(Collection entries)
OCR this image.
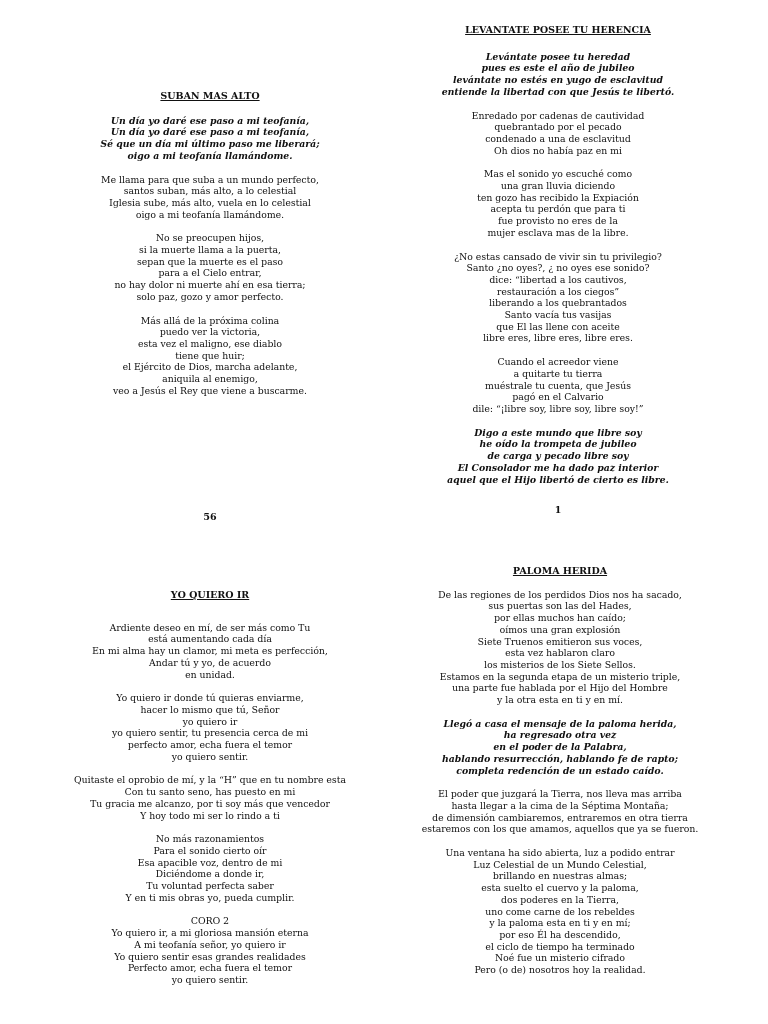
SUBAN MAS ALTO

Un día yo daré ese paso a mi teofanía,
Un día yo daré ese paso a mi teofanía,
Sé que un día mi último paso me liberará;
oigo a mi teofanía llamándome.

Me llama para que suba a un mundo perfecto,
santos suban, más alto, a lo celestial
Iglesia sube, más alto, vuela en lo celestial
oigo a mi teofanía llamándome.

No se preocupen hijos,
si la muerte llama a la puerta,
sepan que la muerte es el paso
para a el Cielo entrar,
no hay dolor ni muerte ahí en esa tierra;
solo paz, gozo y amor perfecto.

Más allá de la próxima colina
puedo ver la victoria,
esta vez el maligno, ese diablo
tiene que huir;
el Ejército de Dios, marcha adelante,
aniquila al enemigo,
veo a Jesús el Rey que viene a buscarme.

56

LEVANTATE POSEE TU HERENCIA

Levántate posee tu heredad
pues es este el año de jubileo
levántate no estés en yugo de esclavitud
entiende la libertad con que Jesús te libertó.

Enredado por cadenas de cautividad
quebrantado por el pecado
condenado a una de esclavitud
Oh dios no había paz en mi

Mas el sonido yo escuché como
una gran lluvia diciendo
ten gozo has recibido la Expiación
acepta tu perdón que para ti
fue provisto no eres de la
mujer esclava mas de la libre.

¿No estas cansado de vivir sin tu privilegio?
Santo ¿no oyes?, ¿ no oyes ese sonido?
dice: “libertad a los cautivos,
restauración a los ciegos”
liberando a los quebrantados
Santo vacía tus vasijas
que El las llene con aceite
libre eres, libre eres, libre eres.

Cuando el acreedor viene
a quitarte tu tierra
muéstrale tu cuenta, que Jesús
pagó en el Calvario
dile: “¡libre soy, libre soy, libre soy!”

Digo a este mundo que libre soy
he oído la trompeta de jubileo
de carga y pecado libre soy
El Consolador me ha dado paz interior
aquel que el Hijo libertó de cierto es libre.

1

YO QUIERO IR

Ardiente deseo en mí, de ser más como Tu
está aumentando cada día
En mi alma hay un clamor, mi meta es perfección,
Andar tú y yo, de acuerdo
en unidad.

Yo quiero ir donde tú quieras enviarme,
hacer lo mismo que tú, Señor
yo quiero ir
yo quiero sentir, tu presencia cerca de mi
perfecto amor, echa fuera el temor
yo quiero sentir.

Quitaste el oprobio de mí, y la “H” que en tu nombre esta
Con tu santo seno, has puesto en mi
Tu gracia me alcanzo, por ti soy más que vencedor
Y hoy todo mi ser lo rindo a ti

No más razonamientos
Para el sonido cierto oír
Esa apacible voz, dentro de mi
Diciéndome a donde ir,
Tu voluntad perfecta saber
Y en ti mis obras yo, pueda cumplir.

CORO 2
Yo quiero ir, a mi gloriosa mansión eterna
A mi teofanía señor, yo quiero ir
Yo quiero sentir esas grandes realidades
Perfecto amor, echa fuera el temor
yo quiero sentir.

PALOMA HERIDA

De las regiones de los perdidos Dios nos ha sacado,
sus puertas son las del Hades,
por ellas muchos han caído;
oímos una gran explosión
Siete Truenos emitieron sus voces,
esta vez hablaron claro
los misterios de los Siete Sellos.
Estamos en la segunda etapa de un misterio triple,
una parte fue hablada por el Hijo del Hombre
y la otra esta en ti y en mí.

Llegó a casa el mensaje de la paloma herida,
ha regresado otra vez
en el poder de la Palabra,
hablando resurrección, hablando fe de rapto;
completa redención de un estado caído.

El poder que juzgará la Tierra, nos lleva mas arriba
hasta llegar a la cima de la Séptima Montaña;
de dimensión cambiaremos, entraremos en otra tierra
estaremos con los que amamos, aquellos que ya se fueron.

Una ventana ha sido abierta, luz a podido entrar
Luz Celestial de un Mundo Celestial,
brillando en nuestras almas;
esta suelto el cuervo y la paloma,
dos poderes en la Tierra,
uno come carne de los rebeldes
y la paloma esta en ti y en mí;
por eso Él ha descendido,
el ciclo de tiempo ha terminado
Noé fue un misterio cifrado
Pero (o de) nosotros hoy la realidad.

> [WRITTEN TASK]:
Exclude the pictures, and transcribe all of the material exactly.

> [TASK OUTPUT]:
OCR this image.
SUBAN MAS ALTO

Un día yo daré ese paso a mi teofanía,
Un día yo daré ese paso a mi teofanía,
Sé que un día mi último paso me liberará;
oigo a mi teofanía llamándome.

Me llama para que suba a un mundo perfecto,
santos suban, más alto, a lo celestial
Iglesia sube, más alto, vuela en lo celestial
oigo a mi teofanía llamándome.

No se preocupen hijos,
si la muerte llama a la puerta,
sepan que la muerte es el paso
para a el Cielo entrar,
no hay dolor ni muerte ahí en esa tierra;
solo paz, gozo y amor perfecto.

Más allá de la próxima colina
puedo ver la victoria,
esta vez el maligno, ese diablo
tiene que huir;
el Ejército de Dios, marcha adelante,
aniquila al enemigo,
veo a Jesús el Rey que viene a buscarme.

56

LEVANTATE POSEE TU HERENCIA

Levántate posee tu heredad
pues es este el año de jubileo
levántate no estés en yugo de esclavitud
entiende la libertad con que Jesús te libertó.

Enredado por cadenas de cautividad
quebrantado por el pecado
condenado a una de esclavitud
Oh dios no había paz en mi

Mas el sonido yo escuché como
una gran lluvia diciendo
ten gozo has recibido la Expiación
acepta tu perdón que para ti
fue provisto no eres de la
mujer esclava mas de la libre.

¿No estas cansado de vivir sin tu privilegio?
Santo ¿no oyes?, ¿ no oyes ese sonido?
dice: “libertad a los cautivos,
restauración a los ciegos”
liberando a los quebrantados
Santo vacía tus vasijas
que El las llene con aceite
libre eres, libre eres, libre eres.

Cuando el acreedor viene
a quitarte tu tierra
muéstrale tu cuenta, que Jesús
pagó en el Calvario
dile: “¡libre soy, libre soy, libre soy!”

Digo a este mundo que libre soy
he oído la trompeta de jubileo
de carga y pecado libre soy
El Consolador me ha dado paz interior
aquel que el Hijo libertó de cierto es libre.

1

YO QUIERO IR

Ardiente deseo en mí, de ser más como Tu
está aumentando cada día
En mi alma hay un clamor, mi meta es perfección,
Andar tú y yo, de acuerdo
en unidad.

Yo quiero ir donde tú quieras enviarme,
hacer lo mismo que tú, Señor
yo quiero ir
yo quiero sentir, tu presencia cerca de mi
perfecto amor, echa fuera el temor
yo quiero sentir.

Quitaste el oprobio de mí, y la “H” que en tu nombre esta
Con tu santo seno, has puesto en mi
Tu gracia me alcanzo, por ti soy más que vencedor
Y hoy todo mi ser lo rindo a ti

No más razonamientos
Para el sonido cierto oír
Esa apacible voz, dentro de mi
Diciéndome a donde ir,
Tu voluntad perfecta saber
Y en ti mis obras yo, pueda cumplir.

CORO 2
Yo quiero ir, a mi gloriosa mansión eterna
A mi teofanía señor, yo quiero ir
Yo quiero sentir esas grandes realidades
Perfecto amor, echa fuera el temor
yo quiero sentir.

PALOMA HERIDA

De las regiones de los perdidos Dios nos ha sacado,
sus puertas son las del Hades,
por ellas muchos han caído;
oímos una gran explosión
Siete Truenos emitieron sus voces,
esta vez hablaron claro
los misterios de los Siete Sellos.
Estamos en la segunda etapa de un misterio triple,
una parte fue hablada por el Hijo del Hombre
y la otra esta en ti y en mí.

Llegó a casa el mensaje de la paloma herida,
ha regresado otra vez
en el poder de la Palabra,
hablando resurrección, hablando fe de rapto;
completa redención de un estado caído.

El poder que juzgará la Tierra, nos lleva mas arriba
hasta llegar a la cima de la Séptima Montaña;
de dimensión cambiaremos, entraremos en otra tierra
estaremos con los que amamos, aquellos que ya se fueron.

Una ventana ha sido abierta, luz a podido entrar
Luz Celestial de un Mundo Celestial,
brillando en nuestras almas;
esta suelto el cuervo y la paloma,
dos poderes en la Tierra,
uno come carne de los rebeldes
y la paloma esta en ti y en mí;
por eso Él ha descendido,
el ciclo de tiempo ha terminado
Noé fue un misterio cifrado
Pero (o de) nosotros hoy la realidad.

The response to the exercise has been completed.